*Requirement*.
Transcribe the records that follow. Keep every word exactly, and drop the pictures.

(Figure record listings)
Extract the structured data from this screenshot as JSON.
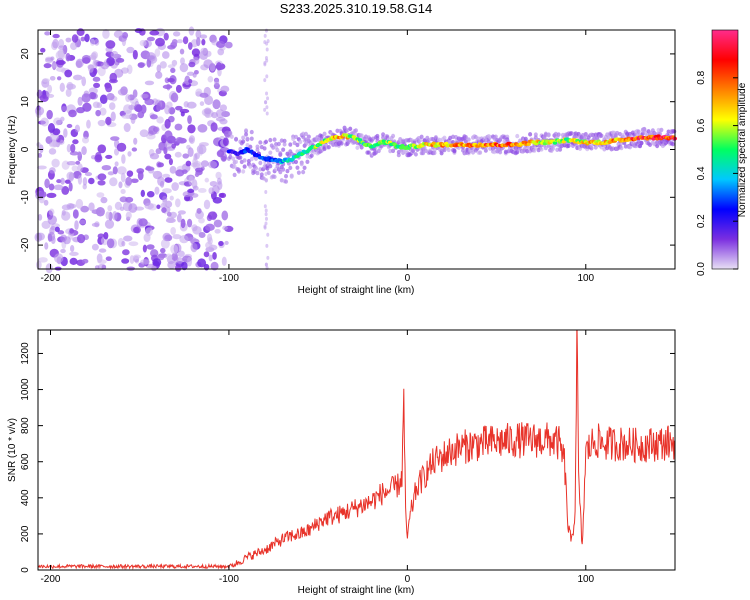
{
  "title": "S233.2025.310.19.58.G14",
  "chart_data": [
    {
      "type": "heatmap",
      "name": "spectrogram",
      "xlabel": "Height of straight line (km)",
      "ylabel": "Frequency (Hz)",
      "xlim": [
        -207,
        150
      ],
      "ylim": [
        -25,
        25
      ],
      "xticks": [
        -200,
        -100,
        0,
        100
      ],
      "yticks": [
        -20,
        -10,
        0,
        10,
        20
      ],
      "colorbar": {
        "label": "Normalized spectral amplitude",
        "ticks": [
          0.0,
          0.2,
          0.4,
          0.6,
          0.8
        ],
        "range": [
          0,
          1
        ],
        "colors": [
          "#e8e0f4",
          "#7b2fe0",
          "#0000ff",
          "#00c8ff",
          "#00ff60",
          "#ffff00",
          "#ff8000",
          "#ff0000",
          "#ff2c8c"
        ]
      },
      "noise_region_x": [
        -207,
        -100
      ],
      "signal_trace": {
        "x": [
          -100,
          -95,
          -90,
          -85,
          -80,
          -75,
          -70,
          -65,
          -60,
          -55,
          -50,
          -45,
          -40,
          -35,
          -30,
          -25,
          -20,
          -15,
          -10,
          -5,
          0,
          10,
          20,
          30,
          40,
          50,
          60,
          70,
          80,
          90,
          100,
          110,
          120,
          130,
          140,
          150
        ],
        "freq": [
          -0.5,
          -1,
          0,
          -1,
          -2,
          -2,
          -2.5,
          -2,
          -1,
          0,
          1,
          2,
          2.5,
          2.8,
          2.5,
          1.5,
          0.5,
          1.5,
          1.5,
          0.5,
          0.5,
          1,
          1,
          1,
          1,
          1,
          1,
          1.5,
          1.5,
          2,
          1.5,
          1.5,
          2,
          2.5,
          2.5,
          2.5
        ],
        "amplitude": [
          0.25,
          0.2,
          0.3,
          0.25,
          0.3,
          0.3,
          0.4,
          0.45,
          0.5,
          0.55,
          0.6,
          0.65,
          0.7,
          0.75,
          0.6,
          0.55,
          0.5,
          0.55,
          0.6,
          0.5,
          0.55,
          0.7,
          0.75,
          0.8,
          0.85,
          0.85,
          0.85,
          0.75,
          0.65,
          0.6,
          0.7,
          0.75,
          0.8,
          0.9,
          0.95,
          0.95
        ]
      }
    },
    {
      "type": "line",
      "name": "snr",
      "xlabel": "Height of straight line (km)",
      "ylabel": "SNR (10 * v/v)",
      "xlim": [
        -207,
        150
      ],
      "ylim": [
        0,
        1330
      ],
      "xticks": [
        -200,
        -100,
        0,
        100
      ],
      "yticks": [
        0,
        200,
        400,
        600,
        800,
        1000,
        1200
      ],
      "color": "#e8332a",
      "series": [
        {
          "name": "SNR",
          "x": [
            -207,
            -180,
            -150,
            -120,
            -100,
            -95,
            -90,
            -85,
            -80,
            -75,
            -70,
            -65,
            -60,
            -55,
            -50,
            -45,
            -40,
            -35,
            -30,
            -25,
            -20,
            -15,
            -10,
            -5,
            -3,
            -2,
            -1,
            0,
            2,
            5,
            10,
            15,
            20,
            25,
            30,
            40,
            50,
            60,
            70,
            80,
            85,
            88,
            90,
            92,
            94,
            95,
            96,
            98,
            100,
            105,
            110,
            120,
            130,
            140,
            150
          ],
          "y": [
            20,
            20,
            20,
            20,
            20,
            40,
            70,
            90,
            110,
            140,
            170,
            190,
            200,
            220,
            260,
            290,
            300,
            320,
            340,
            360,
            380,
            420,
            440,
            470,
            520,
            950,
            300,
            180,
            320,
            450,
            530,
            600,
            630,
            660,
            680,
            700,
            710,
            720,
            720,
            720,
            700,
            600,
            250,
            150,
            320,
            1330,
            500,
            120,
            650,
            720,
            700,
            700,
            690,
            700,
            710
          ]
        }
      ]
    }
  ]
}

*The reply*.
Extract the structured data from this screenshot as JSON.
{
  "title": "S233.2025.310.19.58.G14",
  "chart_data": [
    {
      "type": "heatmap",
      "name": "spectrogram",
      "xlabel": "Height of straight line (km)",
      "ylabel": "Frequency (Hz)",
      "xlim": [
        -207,
        150
      ],
      "ylim": [
        -25,
        25
      ],
      "xticks": [
        -200,
        -100,
        0,
        100
      ],
      "yticks": [
        -20,
        -10,
        0,
        10,
        20
      ],
      "colorbar": {
        "label": "Normalized spectral amplitude",
        "ticks": [
          0.0,
          0.2,
          0.4,
          0.6,
          0.8
        ],
        "range": [
          0,
          1
        ],
        "colors": [
          "#e8e0f4",
          "#7b2fe0",
          "#0000ff",
          "#00c8ff",
          "#00ff60",
          "#ffff00",
          "#ff8000",
          "#ff0000",
          "#ff2c8c"
        ]
      },
      "noise_region_x": [
        -207,
        -100
      ],
      "signal_trace": {
        "x": [
          -100,
          -95,
          -90,
          -85,
          -80,
          -75,
          -70,
          -65,
          -60,
          -55,
          -50,
          -45,
          -40,
          -35,
          -30,
          -25,
          -20,
          -15,
          -10,
          -5,
          0,
          10,
          20,
          30,
          40,
          50,
          60,
          70,
          80,
          90,
          100,
          110,
          120,
          130,
          140,
          150
        ],
        "freq": [
          -0.5,
          -1,
          0,
          -1,
          -2,
          -2,
          -2.5,
          -2,
          -1,
          0,
          1,
          2,
          2.5,
          2.8,
          2.5,
          1.5,
          0.5,
          1.5,
          1.5,
          0.5,
          0.5,
          1,
          1,
          1,
          1,
          1,
          1,
          1.5,
          1.5,
          2,
          1.5,
          1.5,
          2,
          2.5,
          2.5,
          2.5
        ],
        "amplitude": [
          0.25,
          0.2,
          0.3,
          0.25,
          0.3,
          0.3,
          0.4,
          0.45,
          0.5,
          0.55,
          0.6,
          0.65,
          0.7,
          0.75,
          0.6,
          0.55,
          0.5,
          0.55,
          0.6,
          0.5,
          0.55,
          0.7,
          0.75,
          0.8,
          0.85,
          0.85,
          0.85,
          0.75,
          0.65,
          0.6,
          0.7,
          0.75,
          0.8,
          0.9,
          0.95,
          0.95
        ]
      }
    },
    {
      "type": "line",
      "name": "snr",
      "xlabel": "Height of straight line (km)",
      "ylabel": "SNR (10 * v/v)",
      "xlim": [
        -207,
        150
      ],
      "ylim": [
        0,
        1330
      ],
      "xticks": [
        -200,
        -100,
        0,
        100
      ],
      "yticks": [
        0,
        200,
        400,
        600,
        800,
        1000,
        1200
      ],
      "color": "#e8332a",
      "series": [
        {
          "name": "SNR",
          "x": [
            -207,
            -180,
            -150,
            -120,
            -100,
            -95,
            -90,
            -85,
            -80,
            -75,
            -70,
            -65,
            -60,
            -55,
            -50,
            -45,
            -40,
            -35,
            -30,
            -25,
            -20,
            -15,
            -10,
            -5,
            -3,
            -2,
            -1,
            0,
            2,
            5,
            10,
            15,
            20,
            25,
            30,
            40,
            50,
            60,
            70,
            80,
            85,
            88,
            90,
            92,
            94,
            95,
            96,
            98,
            100,
            105,
            110,
            120,
            130,
            140,
            150
          ],
          "y": [
            20,
            20,
            20,
            20,
            20,
            40,
            70,
            90,
            110,
            140,
            170,
            190,
            200,
            220,
            260,
            290,
            300,
            320,
            340,
            360,
            380,
            420,
            440,
            470,
            520,
            950,
            300,
            180,
            320,
            450,
            530,
            600,
            630,
            660,
            680,
            700,
            710,
            720,
            720,
            720,
            700,
            600,
            250,
            150,
            320,
            1330,
            500,
            120,
            650,
            720,
            700,
            700,
            690,
            700,
            710
          ]
        }
      ]
    }
  ]
}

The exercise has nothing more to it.